[EXERCISE MATERIAL]:
########################################

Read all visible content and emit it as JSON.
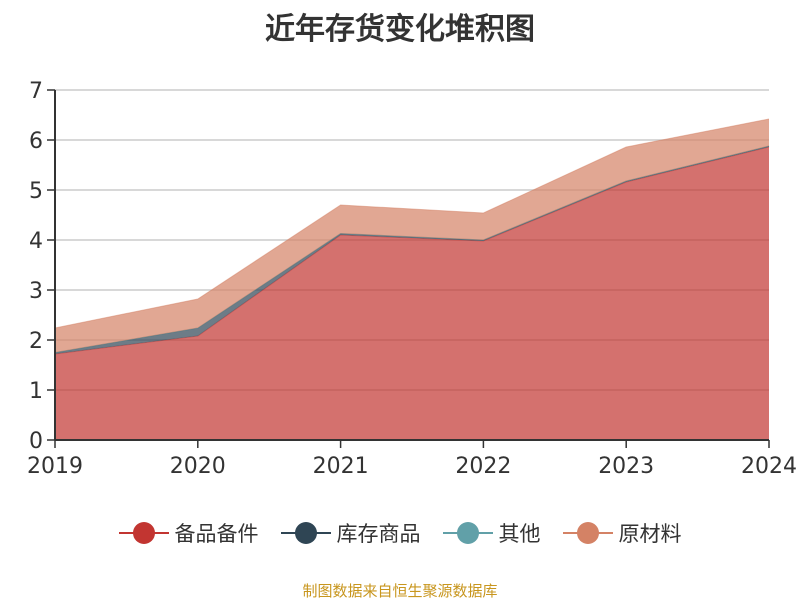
{
  "title": "近年存货变化堆积图",
  "source": "制图数据来自恒生聚源数据库",
  "chart_data": {
    "type": "area",
    "stacked": true,
    "categories": [
      "2019",
      "2020",
      "2021",
      "2022",
      "2023",
      "2024"
    ],
    "ylim": [
      0,
      7
    ],
    "yticks": [
      0,
      1,
      2,
      3,
      4,
      5,
      6,
      7
    ],
    "grid": true,
    "legend": "bottom",
    "series": [
      {
        "name": "备品备件",
        "color": "#c23531",
        "values": [
          1.72,
          2.08,
          4.1,
          3.98,
          5.16,
          5.86
        ]
      },
      {
        "name": "库存商品",
        "color": "#2f4554",
        "values": [
          0.03,
          0.16,
          0.03,
          0.02,
          0.02,
          0.02
        ]
      },
      {
        "name": "其他",
        "color": "#61a0a8",
        "values": [
          0,
          0,
          0,
          0,
          0,
          0
        ]
      },
      {
        "name": "原材料",
        "color": "#d48265",
        "values": [
          0.49,
          0.58,
          0.57,
          0.54,
          0.68,
          0.54
        ]
      }
    ]
  }
}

########################################

[WORK INSTRUCTIONS]: Make an exact copy of the data, leaving its pictures out.

[RESPONSE]:
Read all visible content and emit it as JSON.
{
  "title": "近年存货变化堆积图",
  "source": "制图数据来自恒生聚源数据库",
  "chart_data": {
    "type": "area",
    "stacked": true,
    "categories": [
      "2019",
      "2020",
      "2021",
      "2022",
      "2023",
      "2024"
    ],
    "ylim": [
      0,
      7
    ],
    "yticks": [
      0,
      1,
      2,
      3,
      4,
      5,
      6,
      7
    ],
    "grid": true,
    "legend": "bottom",
    "series": [
      {
        "name": "备品备件",
        "color": "#c23531",
        "values": [
          1.72,
          2.08,
          4.1,
          3.98,
          5.16,
          5.86
        ]
      },
      {
        "name": "库存商品",
        "color": "#2f4554",
        "values": [
          0.03,
          0.16,
          0.03,
          0.02,
          0.02,
          0.02
        ]
      },
      {
        "name": "其他",
        "color": "#61a0a8",
        "values": [
          0,
          0,
          0,
          0,
          0,
          0
        ]
      },
      {
        "name": "原材料",
        "color": "#d48265",
        "values": [
          0.49,
          0.58,
          0.57,
          0.54,
          0.68,
          0.54
        ]
      }
    ]
  }
}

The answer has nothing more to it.